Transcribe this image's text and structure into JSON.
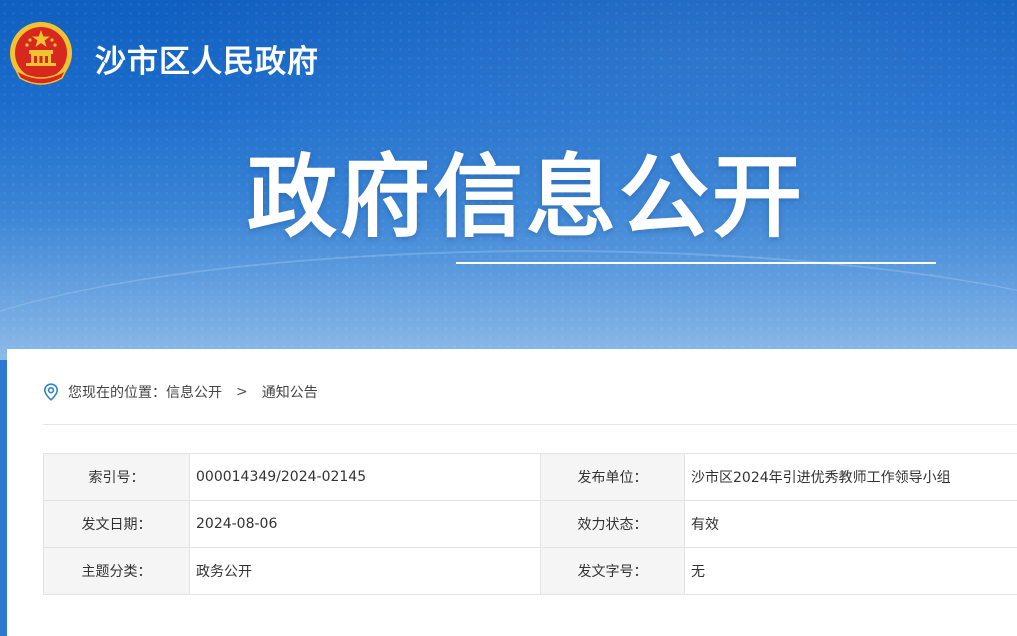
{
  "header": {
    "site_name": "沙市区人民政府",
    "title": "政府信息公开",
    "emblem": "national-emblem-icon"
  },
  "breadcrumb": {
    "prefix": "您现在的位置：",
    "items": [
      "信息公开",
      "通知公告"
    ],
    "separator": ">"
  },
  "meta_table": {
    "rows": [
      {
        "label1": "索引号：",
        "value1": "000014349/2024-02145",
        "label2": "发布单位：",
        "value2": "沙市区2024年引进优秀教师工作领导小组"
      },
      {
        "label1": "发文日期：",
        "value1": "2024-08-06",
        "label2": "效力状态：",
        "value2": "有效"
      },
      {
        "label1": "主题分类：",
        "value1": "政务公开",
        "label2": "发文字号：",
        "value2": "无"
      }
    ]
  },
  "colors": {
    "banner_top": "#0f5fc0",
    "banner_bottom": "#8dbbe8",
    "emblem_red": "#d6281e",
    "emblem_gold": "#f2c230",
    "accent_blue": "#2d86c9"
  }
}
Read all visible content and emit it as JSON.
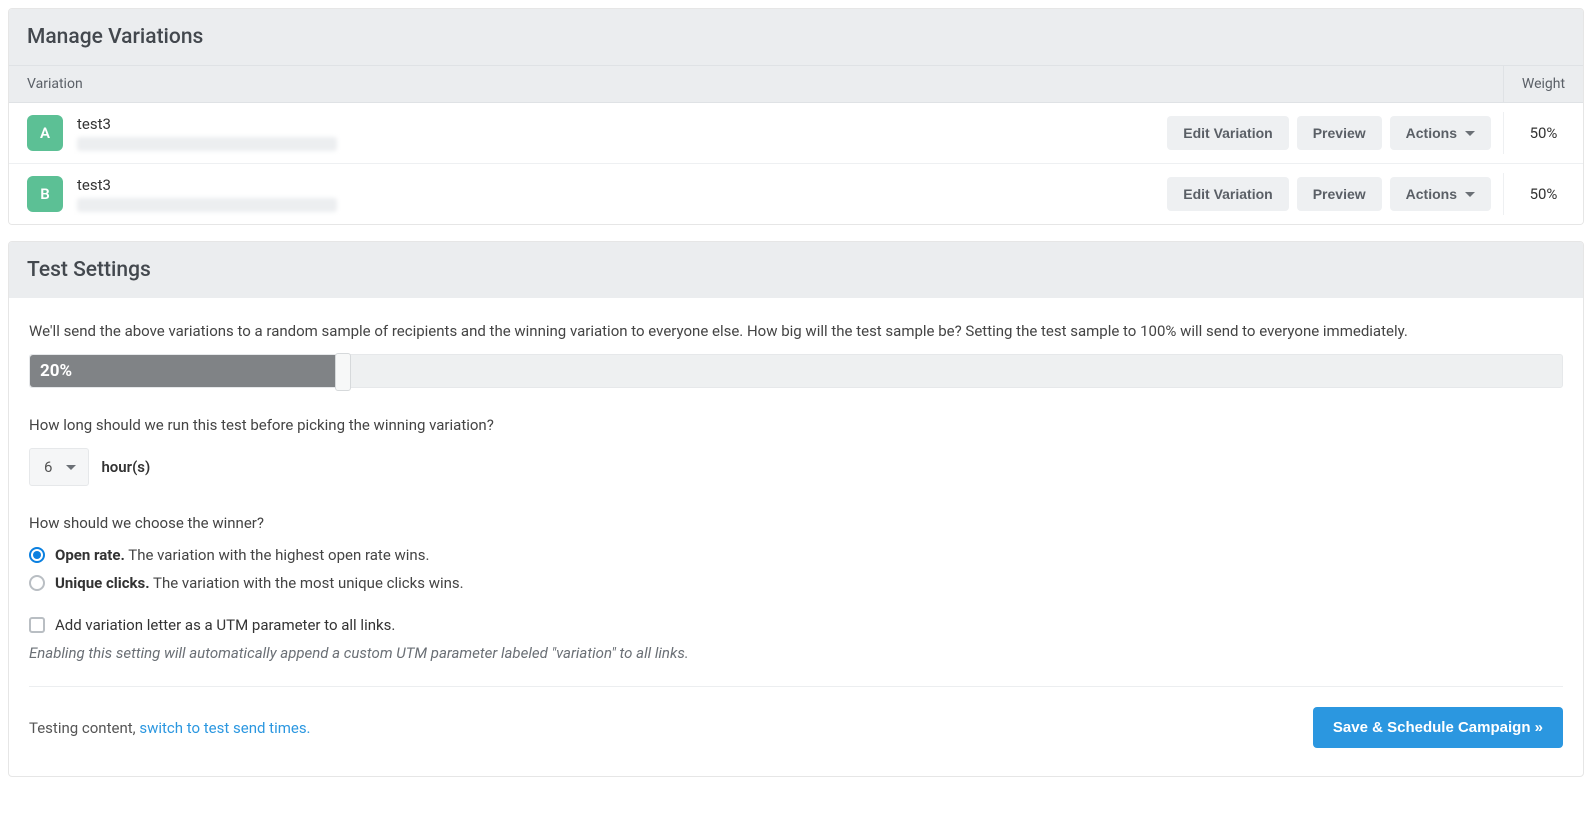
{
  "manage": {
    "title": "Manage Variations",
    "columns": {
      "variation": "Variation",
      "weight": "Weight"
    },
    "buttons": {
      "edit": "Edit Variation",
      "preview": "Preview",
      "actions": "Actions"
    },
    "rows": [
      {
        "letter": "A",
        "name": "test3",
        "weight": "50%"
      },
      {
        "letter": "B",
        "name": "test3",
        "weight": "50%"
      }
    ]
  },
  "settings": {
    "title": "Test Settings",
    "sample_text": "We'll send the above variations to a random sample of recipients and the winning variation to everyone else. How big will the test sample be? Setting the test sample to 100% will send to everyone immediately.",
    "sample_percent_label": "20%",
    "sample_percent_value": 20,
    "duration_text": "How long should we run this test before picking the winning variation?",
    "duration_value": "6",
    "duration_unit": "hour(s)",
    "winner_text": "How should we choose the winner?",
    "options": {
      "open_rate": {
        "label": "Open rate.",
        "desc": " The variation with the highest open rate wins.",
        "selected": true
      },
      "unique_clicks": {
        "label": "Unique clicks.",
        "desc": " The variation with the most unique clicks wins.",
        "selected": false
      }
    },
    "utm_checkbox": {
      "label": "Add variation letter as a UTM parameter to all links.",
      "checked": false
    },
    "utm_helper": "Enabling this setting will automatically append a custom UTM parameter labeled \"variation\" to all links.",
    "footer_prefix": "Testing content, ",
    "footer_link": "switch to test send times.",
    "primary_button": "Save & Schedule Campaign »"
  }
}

* * *

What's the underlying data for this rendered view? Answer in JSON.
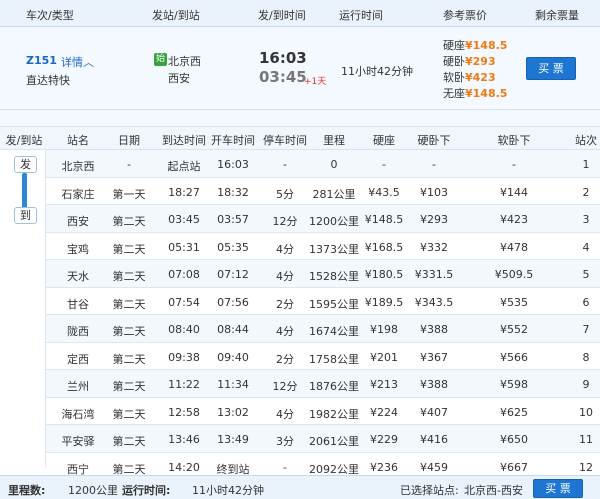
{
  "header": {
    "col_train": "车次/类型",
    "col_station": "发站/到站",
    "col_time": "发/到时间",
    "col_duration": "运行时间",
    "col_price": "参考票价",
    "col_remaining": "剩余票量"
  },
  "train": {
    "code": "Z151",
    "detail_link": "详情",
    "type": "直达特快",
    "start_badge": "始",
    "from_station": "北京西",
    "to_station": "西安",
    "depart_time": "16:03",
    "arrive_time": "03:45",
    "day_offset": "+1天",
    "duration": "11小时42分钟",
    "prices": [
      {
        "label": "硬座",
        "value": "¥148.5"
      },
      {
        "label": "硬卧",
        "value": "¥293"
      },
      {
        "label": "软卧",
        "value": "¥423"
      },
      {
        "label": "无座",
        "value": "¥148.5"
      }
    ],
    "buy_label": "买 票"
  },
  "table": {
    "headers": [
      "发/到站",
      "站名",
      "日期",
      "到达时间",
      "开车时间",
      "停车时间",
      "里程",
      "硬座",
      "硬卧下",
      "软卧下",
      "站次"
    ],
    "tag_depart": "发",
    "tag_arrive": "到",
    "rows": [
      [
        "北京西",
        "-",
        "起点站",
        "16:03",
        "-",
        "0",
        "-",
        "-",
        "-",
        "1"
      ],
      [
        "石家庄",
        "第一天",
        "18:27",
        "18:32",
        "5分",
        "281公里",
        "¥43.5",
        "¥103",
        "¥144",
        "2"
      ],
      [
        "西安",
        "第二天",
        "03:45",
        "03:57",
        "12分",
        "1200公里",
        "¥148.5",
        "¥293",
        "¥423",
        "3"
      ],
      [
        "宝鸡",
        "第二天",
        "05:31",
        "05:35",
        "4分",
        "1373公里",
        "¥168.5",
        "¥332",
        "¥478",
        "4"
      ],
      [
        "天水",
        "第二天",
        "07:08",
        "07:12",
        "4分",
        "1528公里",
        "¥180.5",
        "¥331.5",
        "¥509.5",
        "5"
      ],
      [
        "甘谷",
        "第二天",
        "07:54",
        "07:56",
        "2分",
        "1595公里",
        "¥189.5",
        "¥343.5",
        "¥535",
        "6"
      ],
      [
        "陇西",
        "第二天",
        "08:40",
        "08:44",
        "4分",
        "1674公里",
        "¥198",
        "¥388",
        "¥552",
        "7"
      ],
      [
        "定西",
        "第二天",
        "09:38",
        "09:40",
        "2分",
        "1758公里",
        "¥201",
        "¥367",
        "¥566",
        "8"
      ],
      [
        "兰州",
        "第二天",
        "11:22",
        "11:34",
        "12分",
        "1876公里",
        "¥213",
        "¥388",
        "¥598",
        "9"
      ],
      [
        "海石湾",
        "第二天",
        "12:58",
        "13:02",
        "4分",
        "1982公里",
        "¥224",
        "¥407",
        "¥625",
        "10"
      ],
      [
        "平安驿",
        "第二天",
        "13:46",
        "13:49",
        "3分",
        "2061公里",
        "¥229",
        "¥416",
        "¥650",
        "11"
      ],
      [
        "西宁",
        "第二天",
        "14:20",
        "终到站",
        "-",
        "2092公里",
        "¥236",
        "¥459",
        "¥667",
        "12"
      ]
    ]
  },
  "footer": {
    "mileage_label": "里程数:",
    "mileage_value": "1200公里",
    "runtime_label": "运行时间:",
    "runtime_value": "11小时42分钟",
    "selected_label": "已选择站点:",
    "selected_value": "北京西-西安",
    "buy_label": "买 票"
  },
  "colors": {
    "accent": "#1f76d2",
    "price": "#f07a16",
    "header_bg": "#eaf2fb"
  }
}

...

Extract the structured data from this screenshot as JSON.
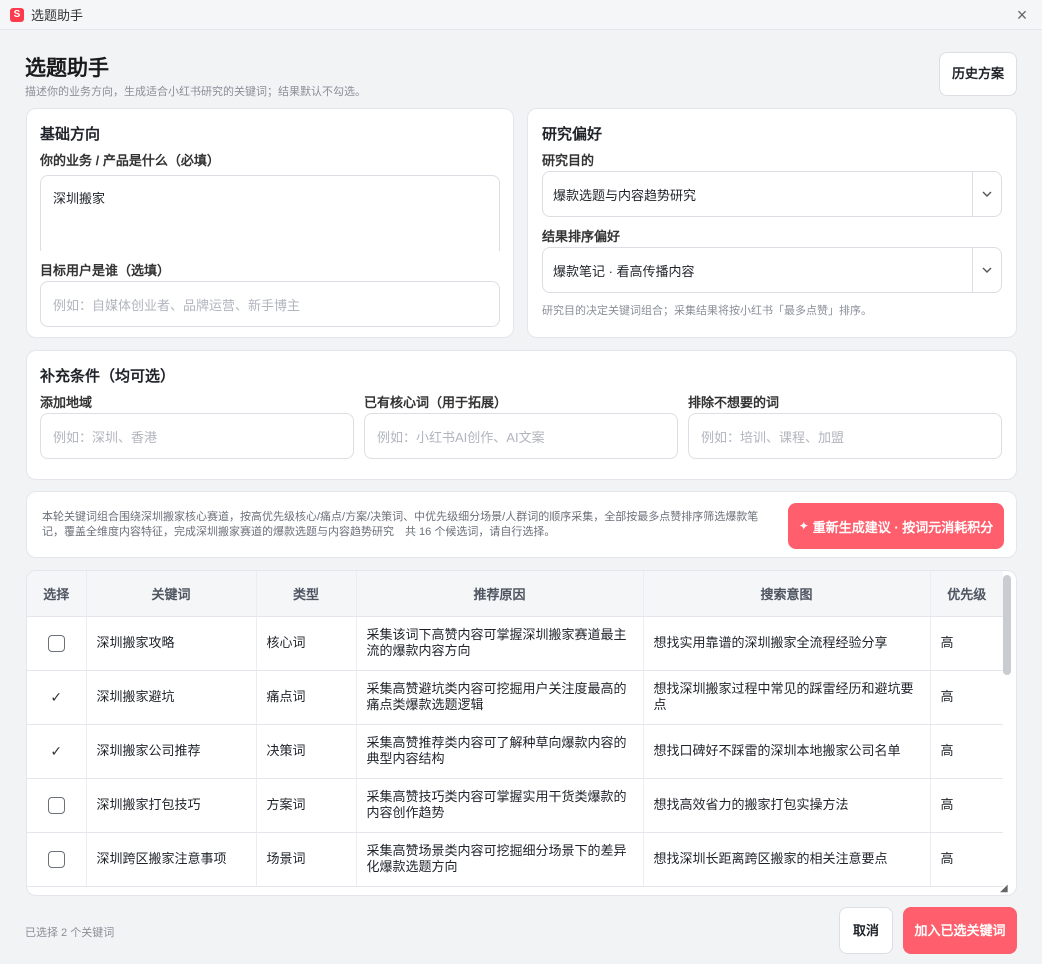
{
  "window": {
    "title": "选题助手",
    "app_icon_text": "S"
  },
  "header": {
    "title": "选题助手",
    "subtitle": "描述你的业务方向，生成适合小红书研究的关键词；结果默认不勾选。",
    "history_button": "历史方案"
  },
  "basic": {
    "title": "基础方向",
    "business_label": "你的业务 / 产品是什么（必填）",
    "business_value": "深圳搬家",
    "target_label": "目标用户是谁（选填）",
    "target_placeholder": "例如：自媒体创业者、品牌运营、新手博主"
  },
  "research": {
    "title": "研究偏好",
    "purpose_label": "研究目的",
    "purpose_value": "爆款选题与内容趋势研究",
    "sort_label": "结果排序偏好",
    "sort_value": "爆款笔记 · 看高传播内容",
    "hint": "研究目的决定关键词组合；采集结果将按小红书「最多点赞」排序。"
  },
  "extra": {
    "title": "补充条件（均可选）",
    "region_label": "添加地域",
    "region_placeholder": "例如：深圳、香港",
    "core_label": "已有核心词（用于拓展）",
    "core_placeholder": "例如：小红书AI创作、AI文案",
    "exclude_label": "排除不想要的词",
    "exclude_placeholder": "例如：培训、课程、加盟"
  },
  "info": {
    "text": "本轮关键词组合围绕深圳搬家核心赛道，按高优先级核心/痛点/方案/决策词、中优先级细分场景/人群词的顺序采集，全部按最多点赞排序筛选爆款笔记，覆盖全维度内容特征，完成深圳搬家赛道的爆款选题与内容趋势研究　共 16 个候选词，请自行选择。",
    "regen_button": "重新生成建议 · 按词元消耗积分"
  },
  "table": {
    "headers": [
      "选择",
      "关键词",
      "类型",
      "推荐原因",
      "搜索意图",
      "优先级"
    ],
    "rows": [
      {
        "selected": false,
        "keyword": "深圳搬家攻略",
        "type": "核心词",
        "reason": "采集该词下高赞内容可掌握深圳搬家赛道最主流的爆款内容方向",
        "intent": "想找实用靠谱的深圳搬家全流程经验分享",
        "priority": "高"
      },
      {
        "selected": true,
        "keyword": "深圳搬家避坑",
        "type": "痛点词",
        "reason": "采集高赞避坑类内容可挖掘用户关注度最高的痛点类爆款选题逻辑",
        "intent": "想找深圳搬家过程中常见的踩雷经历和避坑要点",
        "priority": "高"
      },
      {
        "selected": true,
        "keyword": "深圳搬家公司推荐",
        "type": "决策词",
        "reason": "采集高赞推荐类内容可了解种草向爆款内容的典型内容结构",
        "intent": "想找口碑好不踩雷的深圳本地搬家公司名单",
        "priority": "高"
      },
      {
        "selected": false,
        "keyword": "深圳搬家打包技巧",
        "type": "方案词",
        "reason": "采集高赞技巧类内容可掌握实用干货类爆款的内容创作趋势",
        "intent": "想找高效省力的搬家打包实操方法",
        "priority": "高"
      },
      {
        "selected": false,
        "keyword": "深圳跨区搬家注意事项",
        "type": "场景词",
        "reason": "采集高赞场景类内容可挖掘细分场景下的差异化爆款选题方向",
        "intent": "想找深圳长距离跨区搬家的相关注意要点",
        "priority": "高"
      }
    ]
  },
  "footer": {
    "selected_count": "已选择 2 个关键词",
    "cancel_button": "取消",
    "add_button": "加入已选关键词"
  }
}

• **WHAT NEEDS TO BE DONE**
Pick out all lines containing the string "links".

• **TASK SOLUTION**
      "label": "Add variation letter as a UTM parameter to all links.",
    "utm_helper": "Enabling this setting will automatically append a custom UTM parameter labeled \"variation\" to all links.",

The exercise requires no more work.